- Exercise objective: Please give the listing again in its entirety, exactly as written.

Data entries
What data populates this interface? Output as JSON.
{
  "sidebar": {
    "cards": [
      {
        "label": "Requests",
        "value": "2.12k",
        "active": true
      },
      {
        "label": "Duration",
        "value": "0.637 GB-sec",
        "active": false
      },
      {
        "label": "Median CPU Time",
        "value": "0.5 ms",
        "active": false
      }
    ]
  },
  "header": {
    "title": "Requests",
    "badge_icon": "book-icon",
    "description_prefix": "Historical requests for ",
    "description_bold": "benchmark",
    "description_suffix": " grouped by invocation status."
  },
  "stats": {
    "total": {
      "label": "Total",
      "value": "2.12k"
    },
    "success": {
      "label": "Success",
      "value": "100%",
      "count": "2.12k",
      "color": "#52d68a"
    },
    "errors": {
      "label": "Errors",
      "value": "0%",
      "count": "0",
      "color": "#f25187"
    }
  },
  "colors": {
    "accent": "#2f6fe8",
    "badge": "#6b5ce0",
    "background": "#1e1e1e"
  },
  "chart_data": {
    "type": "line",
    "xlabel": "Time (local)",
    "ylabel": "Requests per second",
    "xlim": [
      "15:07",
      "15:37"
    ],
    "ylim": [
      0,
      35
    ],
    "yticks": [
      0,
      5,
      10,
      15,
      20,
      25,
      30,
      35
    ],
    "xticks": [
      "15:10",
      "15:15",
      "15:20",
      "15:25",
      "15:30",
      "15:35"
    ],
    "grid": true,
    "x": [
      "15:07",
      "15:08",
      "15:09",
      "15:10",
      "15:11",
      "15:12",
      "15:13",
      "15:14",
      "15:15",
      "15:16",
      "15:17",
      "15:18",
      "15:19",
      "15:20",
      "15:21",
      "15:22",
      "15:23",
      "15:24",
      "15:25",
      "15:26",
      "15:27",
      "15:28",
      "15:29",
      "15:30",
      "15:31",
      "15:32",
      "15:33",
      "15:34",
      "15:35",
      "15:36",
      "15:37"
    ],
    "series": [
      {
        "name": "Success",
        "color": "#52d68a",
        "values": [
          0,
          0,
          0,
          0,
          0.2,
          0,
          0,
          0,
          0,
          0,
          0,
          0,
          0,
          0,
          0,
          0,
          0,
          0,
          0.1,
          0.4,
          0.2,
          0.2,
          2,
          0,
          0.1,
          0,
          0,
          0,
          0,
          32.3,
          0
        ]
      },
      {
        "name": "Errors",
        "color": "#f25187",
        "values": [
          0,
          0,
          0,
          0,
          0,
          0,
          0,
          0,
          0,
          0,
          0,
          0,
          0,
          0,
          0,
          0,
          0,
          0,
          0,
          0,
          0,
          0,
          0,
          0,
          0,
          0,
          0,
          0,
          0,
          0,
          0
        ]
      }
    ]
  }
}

- Answer to this problem:
What data populates this interface? Output as JSON.
{
  "sidebar": {
    "cards": [
      {
        "label": "Requests",
        "value": "2.12k",
        "active": true
      },
      {
        "label": "Duration",
        "value": "0.637 GB-sec",
        "active": false
      },
      {
        "label": "Median CPU Time",
        "value": "0.5 ms",
        "active": false
      }
    ]
  },
  "header": {
    "title": "Requests",
    "badge_icon": "book-icon",
    "description_prefix": "Historical requests for ",
    "description_bold": "benchmark",
    "description_suffix": " grouped by invocation status."
  },
  "stats": {
    "total": {
      "label": "Total",
      "value": "2.12k"
    },
    "success": {
      "label": "Success",
      "value": "100%",
      "count": "2.12k",
      "color": "#52d68a"
    },
    "errors": {
      "label": "Errors",
      "value": "0%",
      "count": "0",
      "color": "#f25187"
    }
  },
  "colors": {
    "accent": "#2f6fe8",
    "badge": "#6b5ce0",
    "background": "#1e1e1e"
  },
  "chart_data": {
    "type": "line",
    "xlabel": "Time (local)",
    "ylabel": "Requests per second",
    "xlim": [
      "15:07",
      "15:37"
    ],
    "ylim": [
      0,
      35
    ],
    "yticks": [
      0,
      5,
      10,
      15,
      20,
      25,
      30,
      35
    ],
    "xticks": [
      "15:10",
      "15:15",
      "15:20",
      "15:25",
      "15:30",
      "15:35"
    ],
    "grid": true,
    "x": [
      "15:07",
      "15:08",
      "15:09",
      "15:10",
      "15:11",
      "15:12",
      "15:13",
      "15:14",
      "15:15",
      "15:16",
      "15:17",
      "15:18",
      "15:19",
      "15:20",
      "15:21",
      "15:22",
      "15:23",
      "15:24",
      "15:25",
      "15:26",
      "15:27",
      "15:28",
      "15:29",
      "15:30",
      "15:31",
      "15:32",
      "15:33",
      "15:34",
      "15:35",
      "15:36",
      "15:37"
    ],
    "series": [
      {
        "name": "Success",
        "color": "#52d68a",
        "values": [
          0,
          0,
          0,
          0,
          0.2,
          0,
          0,
          0,
          0,
          0,
          0,
          0,
          0,
          0,
          0,
          0,
          0,
          0,
          0.1,
          0.4,
          0.2,
          0.2,
          2,
          0,
          0.1,
          0,
          0,
          0,
          0,
          32.3,
          0
        ]
      },
      {
        "name": "Errors",
        "color": "#f25187",
        "values": [
          0,
          0,
          0,
          0,
          0,
          0,
          0,
          0,
          0,
          0,
          0,
          0,
          0,
          0,
          0,
          0,
          0,
          0,
          0,
          0,
          0,
          0,
          0,
          0,
          0,
          0,
          0,
          0,
          0,
          0,
          0
        ]
      }
    ]
  }
}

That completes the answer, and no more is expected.